▶ **Brief**
Your task is to copy the listing exactly. Drop any pictures from the copy.

▶ **Provided entries**
________________________

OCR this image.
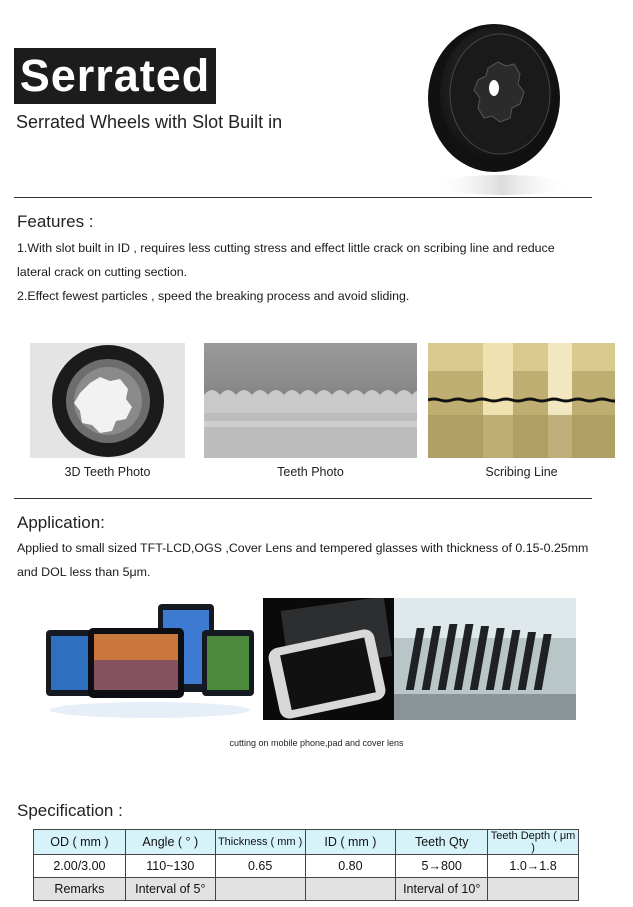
Serrated
Serrated Wheels with Slot Built in
Features :
1.With slot built in ID , requires less cutting stress and effect little crack on scribing line and reduce
lateral crack on cutting section.
2.Effect fewest particles , speed the breaking process and avoid sliding.
3D Teeth Photo	Teeth Photo	Scribing Line
Application:
Applied to small sized TFT-LCD,OGS ,Cover Lens and tempered glasses with thickness of 0.15-0.25mm
and DOL less than 5μm.
cutting on mobile phone,pad and cover lens
Specification :
OD ( mm )	Angle ( ° )	Thickness ( mm )	ID ( mm )	Teeth Qty	Teeth Depth ( μm )
2.00/3.00	110~130	0.65	0.80	5→800	1.0→1.8
Remarks	Interval of 5°			Interval of 10°	
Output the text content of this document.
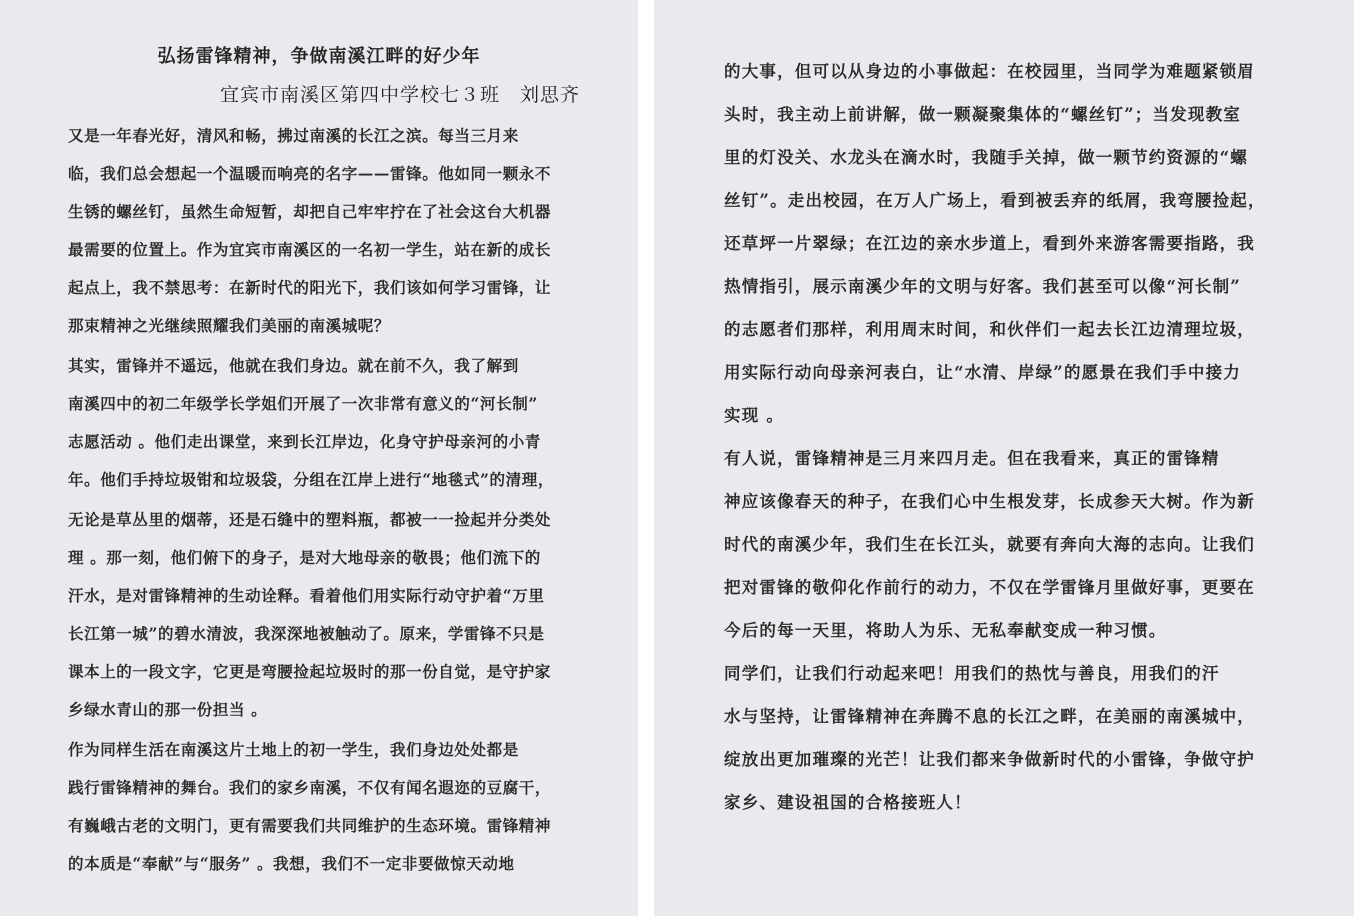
弘扬雷锋精神，争做南溪江畔的好少年
宜宾市南溪区第四中学校七３班　刘思齐
又是一年春光好，清风和畅，拂过南溪的长江之滨。每当三月来
临，我们总会想起一个温暖而响亮的名字——雷锋。他如同一颗永不
生锈的螺丝钉，虽然生命短暂，却把自己牢牢拧在了社会这台大机器
最需要的位置上。作为宜宾市南溪区的一名初一学生，站在新的成长
起点上，我不禁思考：在新时代的阳光下，我们该如何学习雷锋，让
那束精神之光继续照耀我们美丽的南溪城呢？
其实，雷锋并不遥远，他就在我们身边。就在前不久，我了解到
南溪四中的初二年级学长学姐们开展了一次非常有意义的“河长制”
志愿活动 。他们走出课堂，来到长江岸边，化身守护母亲河的小青
年。他们手持垃圾钳和垃圾袋，分组在江岸上进行“地毯式”的清理，
无论是草丛里的烟蒂，还是石缝中的塑料瓶，都被一一捡起并分类处
理 。那一刻，他们俯下的身子，是对大地母亲的敬畏；他们流下的
汗水，是对雷锋精神的生动诠释。看着他们用实际行动守护着“万里
长江第一城”的碧水清波，我深深地被触动了。原来，学雷锋不只是
课本上的一段文字，它更是弯腰捡起垃圾时的那一份自觉，是守护家
乡绿水青山的那一份担当 。
作为同样生活在南溪这片土地上的初一学生，我们身边处处都是
践行雷锋精神的舞台。我们的家乡南溪，不仅有闻名遐迩的豆腐干，
有巍峨古老的文明门，更有需要我们共同维护的生态环境。雷锋精神
的本质是“奉献”与“服务” 。我想，我们不一定非要做惊天动地
的大事，但可以从身边的小事做起：在校园里，当同学为难题紧锁眉
头时，我主动上前讲解，做一颗凝聚集体的“螺丝钉”；当发现教室
里的灯没关、水龙头在滴水时，我随手关掉，做一颗节约资源的“螺
丝钉”。走出校园，在万人广场上，看到被丢弃的纸屑，我弯腰捡起，
还草坪一片翠绿；在江边的亲水步道上，看到外来游客需要指路，我
热情指引，展示南溪少年的文明与好客。我们甚至可以像“河长制”
的志愿者们那样，利用周末时间，和伙伴们一起去长江边清理垃圾，
用实际行动向母亲河表白，让“水清、岸绿”的愿景在我们手中接力
实现 。
有人说，雷锋精神是三月来四月走。但在我看来，真正的雷锋精
神应该像春天的种子，在我们心中生根发芽，长成参天大树。作为新
时代的南溪少年，我们生在长江头，就要有奔向大海的志向。让我们
把对雷锋的敬仰化作前行的动力，不仅在学雷锋月里做好事，更要在
今后的每一天里，将助人为乐、无私奉献变成一种习惯。
同学们，让我们行动起来吧！用我们的热忱与善良，用我们的汗
水与坚持，让雷锋精神在奔腾不息的长江之畔，在美丽的南溪城中，
绽放出更加璀璨的光芒！让我们都来争做新时代的小雷锋，争做守护
家乡、建设祖国的合格接班人！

________________________

▶ **Written answer**
OCR this image.
Serrated
Serrated Wheels with Slot Built in
Features :
1.With slot built in ID , requires less cutting stress and effect little crack on scribing line and reduce
lateral crack on cutting section.
2.Effect fewest particles , speed the breaking process and avoid sliding.
3D Teeth Photo	Teeth Photo	Scribing Line
Application:
Applied to small sized TFT-LCD,OGS ,Cover Lens and tempered glasses with thickness of 0.15-0.25mm
and DOL less than 5μm.
cutting on mobile phone,pad and cover lens
Specification :
OD ( mm )	Angle ( ° )	Thickness ( mm )	ID ( mm )	Teeth Qty	Teeth Depth ( μm )
2.00/3.00	110~130	0.65	0.80	5→800	1.0→1.8
Remarks	Interval of 5°			Interval of 10°	
Output the text content of this document.
弘扬雷锋精神，争做南溪江畔的好少年
宜宾市南溪区第四中学校七３班　刘思齐
又是一年春光好，清风和畅，拂过南溪的长江之滨。每当三月来
临，我们总会想起一个温暖而响亮的名字——雷锋。他如同一颗永不
生锈的螺丝钉，虽然生命短暂，却把自己牢牢拧在了社会这台大机器
最需要的位置上。作为宜宾市南溪区的一名初一学生，站在新的成长
起点上，我不禁思考：在新时代的阳光下，我们该如何学习雷锋，让
那束精神之光继续照耀我们美丽的南溪城呢？
其实，雷锋并不遥远，他就在我们身边。就在前不久，我了解到
南溪四中的初二年级学长学姐们开展了一次非常有意义的“河长制”
志愿活动 。他们走出课堂，来到长江岸边，化身守护母亲河的小青
年。他们手持垃圾钳和垃圾袋，分组在江岸上进行“地毯式”的清理，
无论是草丛里的烟蒂，还是石缝中的塑料瓶，都被一一捡起并分类处
理 。那一刻，他们俯下的身子，是对大地母亲的敬畏；他们流下的
汗水，是对雷锋精神的生动诠释。看着他们用实际行动守护着“万里
长江第一城”的碧水清波，我深深地被触动了。原来，学雷锋不只是
课本上的一段文字，它更是弯腰捡起垃圾时的那一份自觉，是守护家
乡绿水青山的那一份担当 。
作为同样生活在南溪这片土地上的初一学生，我们身边处处都是
践行雷锋精神的舞台。我们的家乡南溪，不仅有闻名遐迩的豆腐干，
有巍峨古老的文明门，更有需要我们共同维护的生态环境。雷锋精神
的本质是“奉献”与“服务” 。我想，我们不一定非要做惊天动地
的大事，但可以从身边的小事做起：在校园里，当同学为难题紧锁眉
头时，我主动上前讲解，做一颗凝聚集体的“螺丝钉”；当发现教室
里的灯没关、水龙头在滴水时，我随手关掉，做一颗节约资源的“螺
丝钉”。走出校园，在万人广场上，看到被丢弃的纸屑，我弯腰捡起，
还草坪一片翠绿；在江边的亲水步道上，看到外来游客需要指路，我
热情指引，展示南溪少年的文明与好客。我们甚至可以像“河长制”
的志愿者们那样，利用周末时间，和伙伴们一起去长江边清理垃圾，
用实际行动向母亲河表白，让“水清、岸绿”的愿景在我们手中接力
实现 。
有人说，雷锋精神是三月来四月走。但在我看来，真正的雷锋精
神应该像春天的种子，在我们心中生根发芽，长成参天大树。作为新
时代的南溪少年，我们生在长江头，就要有奔向大海的志向。让我们
把对雷锋的敬仰化作前行的动力，不仅在学雷锋月里做好事，更要在
今后的每一天里，将助人为乐、无私奉献变成一种习惯。
同学们，让我们行动起来吧！用我们的热忱与善良，用我们的汗
水与坚持，让雷锋精神在奔腾不息的长江之畔，在美丽的南溪城中，
绽放出更加璀璨的光芒！让我们都来争做新时代的小雷锋，争做守护
家乡、建设祖国的合格接班人！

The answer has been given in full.